REQUEST
Say how many lines in the records include the string "módulo", adding no other words.

─── ENTRIES ───

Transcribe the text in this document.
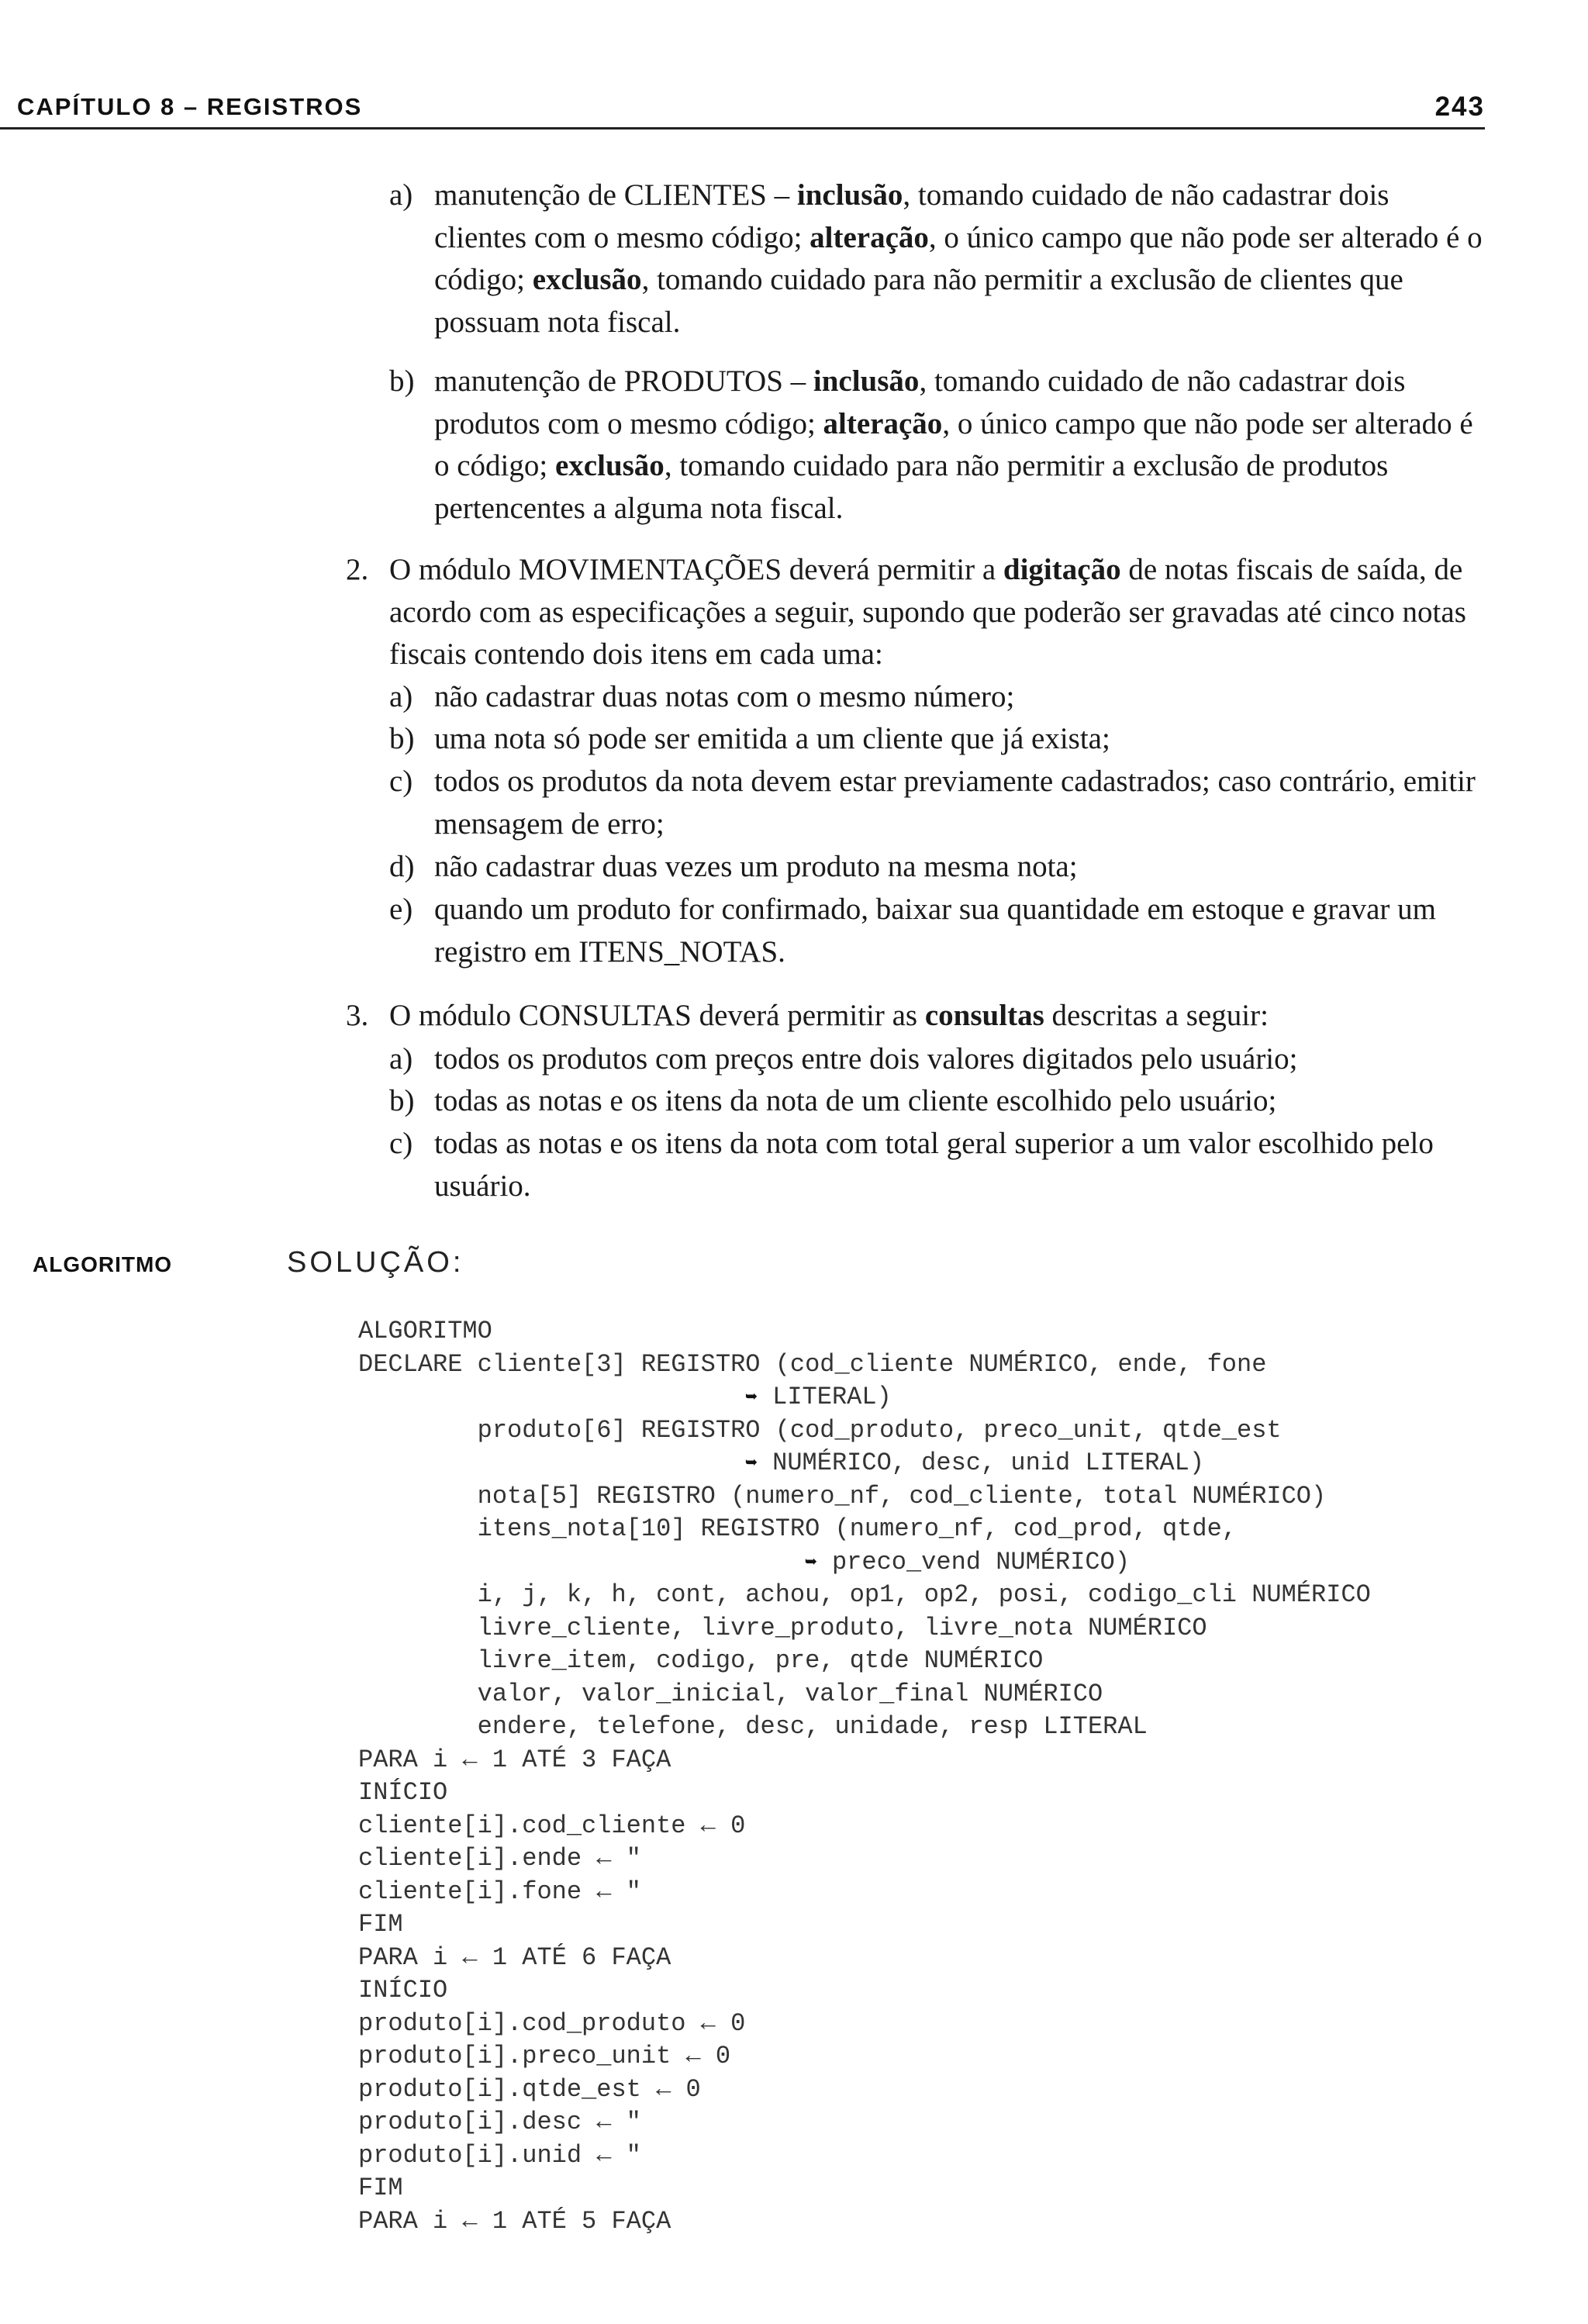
CAPÍTULO 8 – REGISTROS	243
a) manutenção de CLIENTES – inclusão, tomando cuidado de não cadastrar dois clientes com o mesmo código; alteração, o único campo que não pode ser alterado é o código; exclusão, tomando cuidado para não permitir a exclusão de clientes que possuam nota fiscal.
b) manutenção de PRODUTOS – inclusão, tomando cuidado de não cadastrar dois produtos com o mesmo código; alteração, o único campo que não pode ser alterado é o código; exclusão, tomando cuidado para não permitir a exclusão de produtos pertencentes a alguma nota fiscal.
2. O módulo MOVIMENTAÇÕES deverá permitir a digitação de notas fiscais de saída, de acordo com as especificações a seguir, supondo que poderão ser gravadas até cinco notas fiscais contendo dois itens em cada uma:
a) não cadastrar duas notas com o mesmo número;
b) uma nota só pode ser emitida a um cliente que já exista;
c) todos os produtos da nota devem estar previamente cadastrados; caso contrário, emitir mensagem de erro;
d) não cadastrar duas vezes um produto na mesma nota;
e) quando um produto for confirmado, baixar sua quantidade em estoque e gravar um registro em ITENS_NOTAS.
3. O módulo CONSULTAS deverá permitir as consultas descritas a seguir:
a) todos os produtos com preços entre dois valores digitados pelo usuário;
b) todas as notas e os itens da nota de um cliente escolhido pelo usuário;
c) todas as notas e os itens da nota com total geral superior a um valor escolhido pelo usuário.
ALGORITMO	SOLUÇÃO:
ALGORITMO
DECLARE cliente[3] REGISTRO (cod_cliente NUMÉRICO, ende, fone
➥ LITERAL)
produto[6] REGISTRO (cod_produto, preco_unit, qtde_est
➥ NUMÉRICO, desc, unid LITERAL)
nota[5] REGISTRO (numero_nf, cod_cliente, total NUMÉRICO)
itens_nota[10] REGISTRO (numero_nf, cod_prod, qtde,
➥ preco_vend NUMÉRICO)
i, j, k, h, cont, achou, op1, op2, posi, codigo_cli NUMÉRICO
livre_cliente, livre_produto, livre_nota NUMÉRICO
livre_item, codigo, pre, qtde NUMÉRICO
valor, valor_inicial, valor_final NUMÉRICO
endere, telefone, desc, unidade, resp LITERAL
PARA i ← 1 ATÉ 3 FAÇA
INÍCIO
cliente[i].cod_cliente ← 0
cliente[i].ende ← "
cliente[i].fone ← "
FIM
PARA i ← 1 ATÉ 6 FAÇA
INÍCIO
produto[i].cod_produto ← 0
produto[i].preco_unit ← 0
produto[i].qtde_est ← 0
produto[i].desc ← "
produto[i].unid ← "
FIM
PARA i ← 1 ATÉ 5 FAÇA
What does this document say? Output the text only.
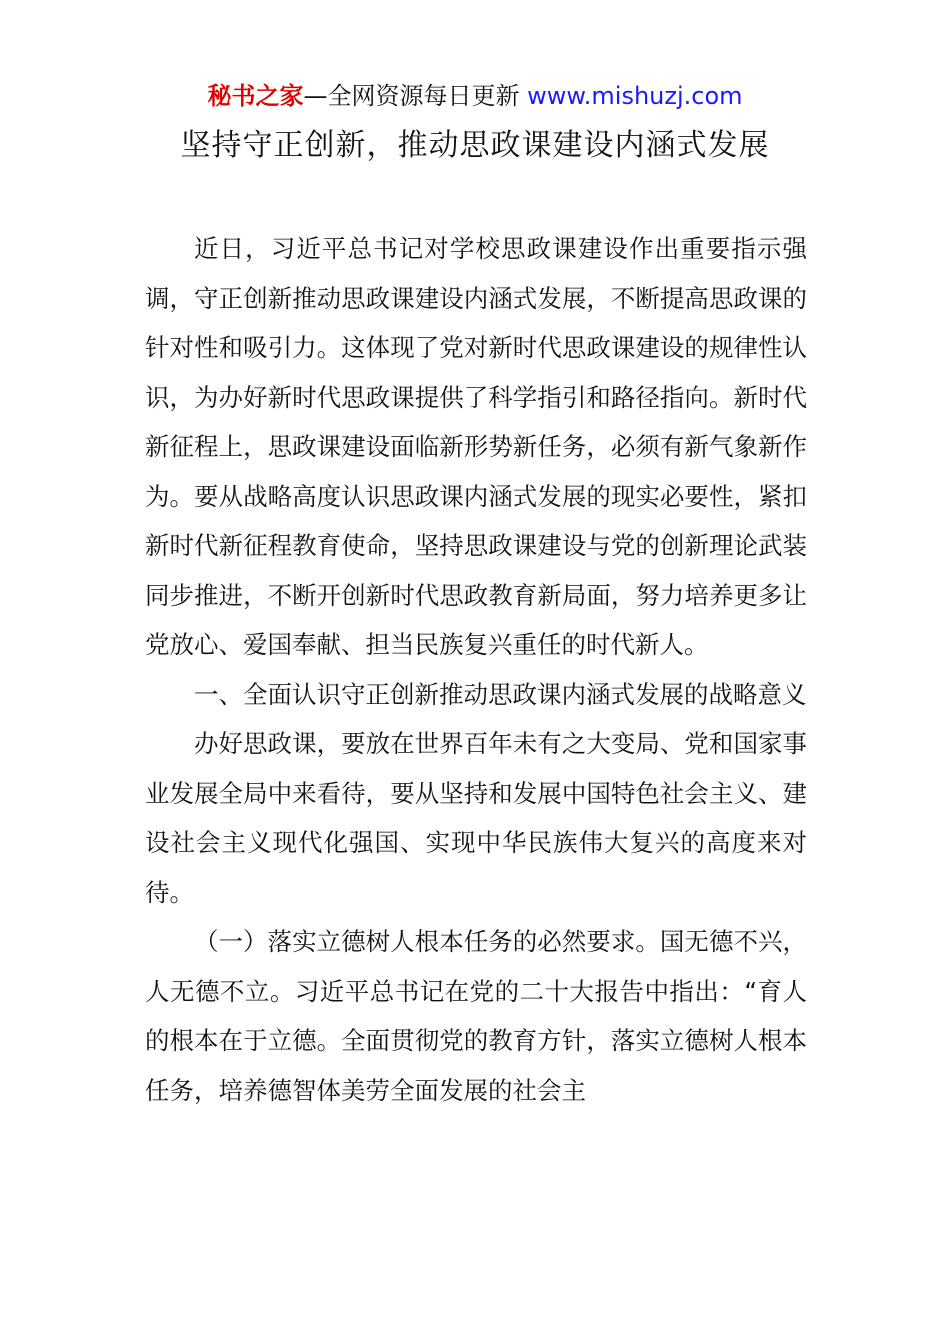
秘书之家—全网资源每日更新 www.mishuzj.com
坚持守正创新，推动思政课建设内涵式发展

近日，习近平总书记对学校思政课建设作出重要指示强调，守正创新推动思政课建设内涵式发展，不断提高思政课的针对性和吸引力。这体现了党对新时代思政课建设的规律性认识，为办好新时代思政课提供了科学指引和路径指向。新时代新征程上，思政课建设面临新形势新任务，必须有新气象新作为。要从战略高度认识思政课内涵式发展的现实必要性，紧扣新时代新征程教育使命，坚持思政课建设与党的创新理论武装同步推进，不断开创新时代思政教育新局面，努力培养更多让党放心、爱国奉献、担当民族复兴重任的时代新人。

一、全面认识守正创新推动思政课内涵式发展的战略意义

办好思政课，要放在世界百年未有之大变局、党和国家事业发展全局中来看待，要从坚持和发展中国特色社会主义、建设社会主义现代化强国、实现中华民族伟大复兴的高度来对待。

（一）落实立德树人根本任务的必然要求。国无德不兴，人无德不立。习近平总书记在党的二十大报告中指出：“育人的根本在于立德。全面贯彻党的教育方针，落实立德树人根本任务，培养德智体美劳全面发展的社会主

───

COMPLETE ANSWER
2